▶ **Stored data entries**
※

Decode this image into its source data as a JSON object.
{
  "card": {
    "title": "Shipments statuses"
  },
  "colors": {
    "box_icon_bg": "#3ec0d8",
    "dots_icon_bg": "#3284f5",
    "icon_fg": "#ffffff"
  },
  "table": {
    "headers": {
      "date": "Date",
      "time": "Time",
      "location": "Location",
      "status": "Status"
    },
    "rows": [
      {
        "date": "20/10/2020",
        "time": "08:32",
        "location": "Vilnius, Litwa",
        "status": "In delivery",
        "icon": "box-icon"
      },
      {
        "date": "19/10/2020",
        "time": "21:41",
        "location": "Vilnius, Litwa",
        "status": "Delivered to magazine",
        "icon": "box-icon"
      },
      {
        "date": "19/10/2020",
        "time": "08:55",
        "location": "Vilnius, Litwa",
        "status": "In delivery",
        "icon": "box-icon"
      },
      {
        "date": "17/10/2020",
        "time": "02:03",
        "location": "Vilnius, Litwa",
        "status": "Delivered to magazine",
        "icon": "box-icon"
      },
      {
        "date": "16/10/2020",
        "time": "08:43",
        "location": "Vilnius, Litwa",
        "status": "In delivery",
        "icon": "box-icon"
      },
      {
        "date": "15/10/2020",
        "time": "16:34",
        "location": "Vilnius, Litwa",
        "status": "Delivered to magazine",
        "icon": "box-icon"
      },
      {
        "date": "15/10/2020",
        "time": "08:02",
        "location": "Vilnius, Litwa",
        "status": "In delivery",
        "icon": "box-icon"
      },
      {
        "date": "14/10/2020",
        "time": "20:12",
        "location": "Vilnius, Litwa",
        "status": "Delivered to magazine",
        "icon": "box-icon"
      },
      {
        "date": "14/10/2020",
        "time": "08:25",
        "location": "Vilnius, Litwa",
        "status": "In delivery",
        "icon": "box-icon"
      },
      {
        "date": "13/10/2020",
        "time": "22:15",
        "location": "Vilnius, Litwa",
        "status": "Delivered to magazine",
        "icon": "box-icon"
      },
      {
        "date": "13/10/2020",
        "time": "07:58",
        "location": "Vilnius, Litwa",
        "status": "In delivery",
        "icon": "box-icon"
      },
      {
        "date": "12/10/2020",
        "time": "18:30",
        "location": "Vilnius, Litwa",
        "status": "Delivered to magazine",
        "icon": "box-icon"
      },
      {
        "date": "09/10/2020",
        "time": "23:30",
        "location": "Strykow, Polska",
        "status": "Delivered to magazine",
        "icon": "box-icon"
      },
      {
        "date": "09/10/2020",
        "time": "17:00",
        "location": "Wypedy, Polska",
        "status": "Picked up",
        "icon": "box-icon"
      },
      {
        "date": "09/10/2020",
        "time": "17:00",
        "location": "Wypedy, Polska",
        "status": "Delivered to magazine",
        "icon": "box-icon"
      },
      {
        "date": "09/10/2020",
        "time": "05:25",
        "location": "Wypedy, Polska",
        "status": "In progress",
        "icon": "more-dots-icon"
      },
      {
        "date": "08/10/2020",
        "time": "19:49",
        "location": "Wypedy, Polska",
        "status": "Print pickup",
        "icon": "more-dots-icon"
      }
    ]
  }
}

※

Repeat the records above exactly.

▶ **RESULT FOR THIS TASK**
Decode this image into its source data as a JSON object.
{
  "card": {
    "title": "Shipments statuses"
  },
  "colors": {
    "box_icon_bg": "#3ec0d8",
    "dots_icon_bg": "#3284f5",
    "icon_fg": "#ffffff"
  },
  "table": {
    "headers": {
      "date": "Date",
      "time": "Time",
      "location": "Location",
      "status": "Status"
    },
    "rows": [
      {
        "date": "20/10/2020",
        "time": "08:32",
        "location": "Vilnius, Litwa",
        "status": "In delivery",
        "icon": "box-icon"
      },
      {
        "date": "19/10/2020",
        "time": "21:41",
        "location": "Vilnius, Litwa",
        "status": "Delivered to magazine",
        "icon": "box-icon"
      },
      {
        "date": "19/10/2020",
        "time": "08:55",
        "location": "Vilnius, Litwa",
        "status": "In delivery",
        "icon": "box-icon"
      },
      {
        "date": "17/10/2020",
        "time": "02:03",
        "location": "Vilnius, Litwa",
        "status": "Delivered to magazine",
        "icon": "box-icon"
      },
      {
        "date": "16/10/2020",
        "time": "08:43",
        "location": "Vilnius, Litwa",
        "status": "In delivery",
        "icon": "box-icon"
      },
      {
        "date": "15/10/2020",
        "time": "16:34",
        "location": "Vilnius, Litwa",
        "status": "Delivered to magazine",
        "icon": "box-icon"
      },
      {
        "date": "15/10/2020",
        "time": "08:02",
        "location": "Vilnius, Litwa",
        "status": "In delivery",
        "icon": "box-icon"
      },
      {
        "date": "14/10/2020",
        "time": "20:12",
        "location": "Vilnius, Litwa",
        "status": "Delivered to magazine",
        "icon": "box-icon"
      },
      {
        "date": "14/10/2020",
        "time": "08:25",
        "location": "Vilnius, Litwa",
        "status": "In delivery",
        "icon": "box-icon"
      },
      {
        "date": "13/10/2020",
        "time": "22:15",
        "location": "Vilnius, Litwa",
        "status": "Delivered to magazine",
        "icon": "box-icon"
      },
      {
        "date": "13/10/2020",
        "time": "07:58",
        "location": "Vilnius, Litwa",
        "status": "In delivery",
        "icon": "box-icon"
      },
      {
        "date": "12/10/2020",
        "time": "18:30",
        "location": "Vilnius, Litwa",
        "status": "Delivered to magazine",
        "icon": "box-icon"
      },
      {
        "date": "09/10/2020",
        "time": "23:30",
        "location": "Strykow, Polska",
        "status": "Delivered to magazine",
        "icon": "box-icon"
      },
      {
        "date": "09/10/2020",
        "time": "17:00",
        "location": "Wypedy, Polska",
        "status": "Picked up",
        "icon": "box-icon"
      },
      {
        "date": "09/10/2020",
        "time": "17:00",
        "location": "Wypedy, Polska",
        "status": "Delivered to magazine",
        "icon": "box-icon"
      },
      {
        "date": "09/10/2020",
        "time": "05:25",
        "location": "Wypedy, Polska",
        "status": "In progress",
        "icon": "more-dots-icon"
      },
      {
        "date": "08/10/2020",
        "time": "19:49",
        "location": "Wypedy, Polska",
        "status": "Print pickup",
        "icon": "more-dots-icon"
      }
    ]
  }
}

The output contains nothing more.